WHAT YOU WILL DO:
Extract all records. Keep each one exact.

________________

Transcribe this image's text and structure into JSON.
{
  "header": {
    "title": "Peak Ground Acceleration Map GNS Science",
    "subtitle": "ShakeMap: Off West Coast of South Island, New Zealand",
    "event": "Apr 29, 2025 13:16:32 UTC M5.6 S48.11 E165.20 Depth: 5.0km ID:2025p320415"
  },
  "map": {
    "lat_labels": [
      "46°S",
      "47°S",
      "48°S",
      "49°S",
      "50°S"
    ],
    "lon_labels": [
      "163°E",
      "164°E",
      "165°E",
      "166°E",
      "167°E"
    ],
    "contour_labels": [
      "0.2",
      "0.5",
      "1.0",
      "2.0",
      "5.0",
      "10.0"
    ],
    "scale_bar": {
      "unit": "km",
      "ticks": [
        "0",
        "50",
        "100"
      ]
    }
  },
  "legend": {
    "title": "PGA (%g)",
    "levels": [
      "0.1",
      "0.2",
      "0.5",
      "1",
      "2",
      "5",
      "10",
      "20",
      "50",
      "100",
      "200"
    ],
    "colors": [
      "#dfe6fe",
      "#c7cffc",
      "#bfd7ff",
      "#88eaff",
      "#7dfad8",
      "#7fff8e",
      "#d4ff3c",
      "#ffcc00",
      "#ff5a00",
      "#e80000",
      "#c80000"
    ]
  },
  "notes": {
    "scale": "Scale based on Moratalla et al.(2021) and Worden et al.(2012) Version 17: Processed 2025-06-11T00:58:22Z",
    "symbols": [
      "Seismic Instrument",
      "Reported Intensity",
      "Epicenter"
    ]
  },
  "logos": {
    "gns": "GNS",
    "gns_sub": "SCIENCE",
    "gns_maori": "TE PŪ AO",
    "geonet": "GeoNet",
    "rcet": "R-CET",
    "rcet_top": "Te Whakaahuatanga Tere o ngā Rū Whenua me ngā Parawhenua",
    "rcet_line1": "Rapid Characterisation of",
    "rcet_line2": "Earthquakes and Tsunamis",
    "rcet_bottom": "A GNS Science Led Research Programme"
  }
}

________________

SOLVED EXERCISE:
Transcribe this image's text and structure into JSON.
{
  "header": {
    "title": "Peak Ground Acceleration Map GNS Science",
    "subtitle": "ShakeMap: Off West Coast of South Island, New Zealand",
    "event": "Apr 29, 2025 13:16:32 UTC M5.6 S48.11 E165.20 Depth: 5.0km ID:2025p320415"
  },
  "map": {
    "lat_labels": [
      "46°S",
      "47°S",
      "48°S",
      "49°S",
      "50°S"
    ],
    "lon_labels": [
      "163°E",
      "164°E",
      "165°E",
      "166°E",
      "167°E"
    ],
    "contour_labels": [
      "0.2",
      "0.5",
      "1.0",
      "2.0",
      "5.0",
      "10.0"
    ],
    "scale_bar": {
      "unit": "km",
      "ticks": [
        "0",
        "50",
        "100"
      ]
    }
  },
  "legend": {
    "title": "PGA (%g)",
    "levels": [
      "0.1",
      "0.2",
      "0.5",
      "1",
      "2",
      "5",
      "10",
      "20",
      "50",
      "100",
      "200"
    ],
    "colors": [
      "#dfe6fe",
      "#c7cffc",
      "#bfd7ff",
      "#88eaff",
      "#7dfad8",
      "#7fff8e",
      "#d4ff3c",
      "#ffcc00",
      "#ff5a00",
      "#e80000",
      "#c80000"
    ]
  },
  "notes": {
    "scale": "Scale based on Moratalla et al.(2021) and Worden et al.(2012) Version 17: Processed 2025-06-11T00:58:22Z",
    "symbols": [
      "Seismic Instrument",
      "Reported Intensity",
      "Epicenter"
    ]
  },
  "logos": {
    "gns": "GNS",
    "gns_sub": "SCIENCE",
    "gns_maori": "TE PŪ AO",
    "geonet": "GeoNet",
    "rcet": "R-CET",
    "rcet_top": "Te Whakaahuatanga Tere o ngā Rū Whenua me ngā Parawhenua",
    "rcet_line1": "Rapid Characterisation of",
    "rcet_line2": "Earthquakes and Tsunamis",
    "rcet_bottom": "A GNS Science Led Research Programme"
  }
}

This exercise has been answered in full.